Dataset records:
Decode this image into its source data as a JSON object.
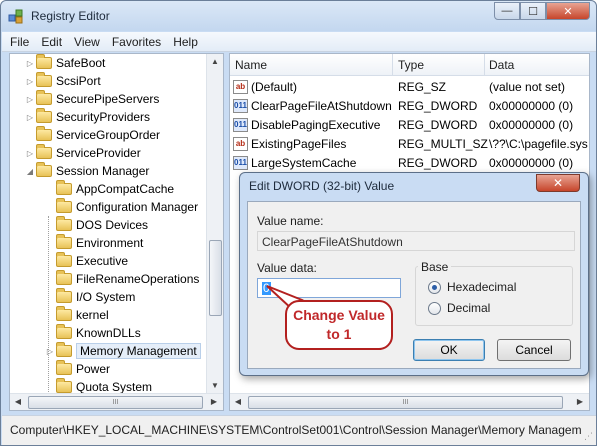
{
  "window": {
    "title": "Registry Editor",
    "controls": {
      "minimize": "—",
      "maximize": "☐",
      "close": "✕"
    }
  },
  "menu": [
    "File",
    "Edit",
    "View",
    "Favorites",
    "Help"
  ],
  "tree": {
    "items": [
      {
        "label": "SafeBoot",
        "level": 0,
        "expander": "▷"
      },
      {
        "label": "ScsiPort",
        "level": 0,
        "expander": "▷"
      },
      {
        "label": "SecurePipeServers",
        "level": 0,
        "expander": "▷"
      },
      {
        "label": "SecurityProviders",
        "level": 0,
        "expander": "▷"
      },
      {
        "label": "ServiceGroupOrder",
        "level": 0,
        "expander": ""
      },
      {
        "label": "ServiceProvider",
        "level": 0,
        "expander": "▷"
      },
      {
        "label": "Session Manager",
        "level": 0,
        "expander": "◢"
      },
      {
        "label": "AppCompatCache",
        "level": 1,
        "expander": ""
      },
      {
        "label": "Configuration Manager",
        "level": 1,
        "expander": ""
      },
      {
        "label": "DOS Devices",
        "level": 1,
        "expander": ""
      },
      {
        "label": "Environment",
        "level": 1,
        "expander": ""
      },
      {
        "label": "Executive",
        "level": 1,
        "expander": ""
      },
      {
        "label": "FileRenameOperations",
        "level": 1,
        "expander": ""
      },
      {
        "label": "I/O System",
        "level": 1,
        "expander": ""
      },
      {
        "label": "kernel",
        "level": 1,
        "expander": ""
      },
      {
        "label": "KnownDLLs",
        "level": 1,
        "expander": ""
      },
      {
        "label": "Memory Management",
        "level": 1,
        "expander": "▷",
        "selected": true
      },
      {
        "label": "Power",
        "level": 1,
        "expander": ""
      },
      {
        "label": "Quota System",
        "level": 1,
        "expander": ""
      }
    ]
  },
  "list": {
    "columns": [
      "Name",
      "Type",
      "Data"
    ],
    "rows": [
      {
        "icon": "ab",
        "name": "(Default)",
        "type": "REG_SZ",
        "data": "(value not set)"
      },
      {
        "icon": "011",
        "name": "ClearPageFileAtShutdown",
        "type": "REG_DWORD",
        "data": "0x00000000 (0)"
      },
      {
        "icon": "011",
        "name": "DisablePagingExecutive",
        "type": "REG_DWORD",
        "data": "0x00000000 (0)"
      },
      {
        "icon": "ab",
        "name": "ExistingPageFiles",
        "type": "REG_MULTI_SZ",
        "data": "\\??\\C:\\pagefile.sys"
      },
      {
        "icon": "011",
        "name": "LargeSystemCache",
        "type": "REG_DWORD",
        "data": "0x00000000 (0)"
      }
    ]
  },
  "status": {
    "path": "Computer\\HKEY_LOCAL_MACHINE\\SYSTEM\\ControlSet001\\Control\\Session Manager\\Memory Managem"
  },
  "dialog": {
    "title": "Edit DWORD (32-bit) Value",
    "close": "✕",
    "value_name_label": "Value name:",
    "value_name": "ClearPageFileAtShutdown",
    "value_data_label": "Value data:",
    "value_data": "0",
    "base_label": "Base",
    "hex_label": "Hexadecimal",
    "dec_label": "Decimal",
    "selected_base": "Hexadecimal",
    "ok_label": "OK",
    "cancel_label": "Cancel"
  },
  "annotation": {
    "line1": "Change Value",
    "line2": "to 1",
    "color": "#b3201f"
  },
  "icons": {
    "app": "registry-icon",
    "folder": "folder-icon",
    "string_value": "string-value-icon",
    "binary_value": "dword-value-icon"
  }
}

Required work: Within the material above, find the lines that contain the word "ClearPageFileAtShutdown"; copy them.

Response for this exercise:
        "name": "ClearPageFileAtShutdown",
    "value_name": "ClearPageFileAtShutdown",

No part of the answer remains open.